**ASSIGNED TASK**
A complete response lists each line of the data below that includes the word "Research".

**RECORDS FOR PROCESSING**
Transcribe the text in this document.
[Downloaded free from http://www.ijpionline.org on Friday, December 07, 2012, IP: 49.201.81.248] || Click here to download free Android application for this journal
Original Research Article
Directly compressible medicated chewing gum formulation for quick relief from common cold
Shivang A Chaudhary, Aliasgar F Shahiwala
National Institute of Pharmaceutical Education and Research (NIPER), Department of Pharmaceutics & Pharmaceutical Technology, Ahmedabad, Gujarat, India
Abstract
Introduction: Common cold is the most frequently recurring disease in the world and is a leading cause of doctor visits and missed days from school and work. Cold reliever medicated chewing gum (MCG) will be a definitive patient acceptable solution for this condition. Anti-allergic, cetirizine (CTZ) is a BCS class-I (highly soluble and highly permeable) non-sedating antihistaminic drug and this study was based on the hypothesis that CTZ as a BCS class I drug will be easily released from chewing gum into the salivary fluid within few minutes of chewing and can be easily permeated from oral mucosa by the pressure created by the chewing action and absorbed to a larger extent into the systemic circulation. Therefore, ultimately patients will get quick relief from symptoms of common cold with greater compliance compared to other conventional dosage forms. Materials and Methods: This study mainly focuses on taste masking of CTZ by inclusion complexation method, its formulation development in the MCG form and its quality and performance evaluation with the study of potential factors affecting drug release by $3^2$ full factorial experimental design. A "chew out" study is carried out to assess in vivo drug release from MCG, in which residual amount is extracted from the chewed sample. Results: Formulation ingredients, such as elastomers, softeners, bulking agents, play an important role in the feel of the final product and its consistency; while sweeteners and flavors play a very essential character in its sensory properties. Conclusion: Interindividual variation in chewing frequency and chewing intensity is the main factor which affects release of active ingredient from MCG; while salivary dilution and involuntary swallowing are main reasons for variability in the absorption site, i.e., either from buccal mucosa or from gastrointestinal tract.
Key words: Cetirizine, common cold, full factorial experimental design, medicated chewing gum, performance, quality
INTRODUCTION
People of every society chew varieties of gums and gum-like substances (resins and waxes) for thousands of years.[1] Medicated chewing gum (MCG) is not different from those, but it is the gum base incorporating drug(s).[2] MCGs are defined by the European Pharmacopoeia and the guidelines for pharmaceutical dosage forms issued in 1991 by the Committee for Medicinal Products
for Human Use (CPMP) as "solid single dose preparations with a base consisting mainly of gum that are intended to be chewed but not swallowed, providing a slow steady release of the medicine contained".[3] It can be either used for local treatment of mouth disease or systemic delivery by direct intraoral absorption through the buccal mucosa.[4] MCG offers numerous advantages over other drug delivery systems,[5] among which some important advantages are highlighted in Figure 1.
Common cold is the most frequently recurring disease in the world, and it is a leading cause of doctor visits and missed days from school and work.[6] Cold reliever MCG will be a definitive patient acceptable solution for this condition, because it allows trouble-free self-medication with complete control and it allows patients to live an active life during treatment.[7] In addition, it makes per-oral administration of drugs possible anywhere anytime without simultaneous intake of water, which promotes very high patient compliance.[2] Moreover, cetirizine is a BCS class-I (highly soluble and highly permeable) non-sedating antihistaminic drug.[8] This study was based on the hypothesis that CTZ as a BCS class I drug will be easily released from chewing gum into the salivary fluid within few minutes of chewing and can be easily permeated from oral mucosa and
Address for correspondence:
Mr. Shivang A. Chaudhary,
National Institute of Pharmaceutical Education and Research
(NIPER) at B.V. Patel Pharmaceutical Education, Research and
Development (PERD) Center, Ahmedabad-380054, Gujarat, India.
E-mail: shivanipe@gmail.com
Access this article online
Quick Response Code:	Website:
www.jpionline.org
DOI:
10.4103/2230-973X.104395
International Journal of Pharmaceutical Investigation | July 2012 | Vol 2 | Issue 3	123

**TASK ANSWER**
Original Research Article
National Institute of Pharmaceutical Education and Research (NIPER), Department of Pharmaceutics & Pharmaceutical Technology, Ahmedabad, Gujarat, India
National Institute of Pharmaceutical Education and Research
(NIPER) at B.V. Patel Pharmaceutical Education, Research and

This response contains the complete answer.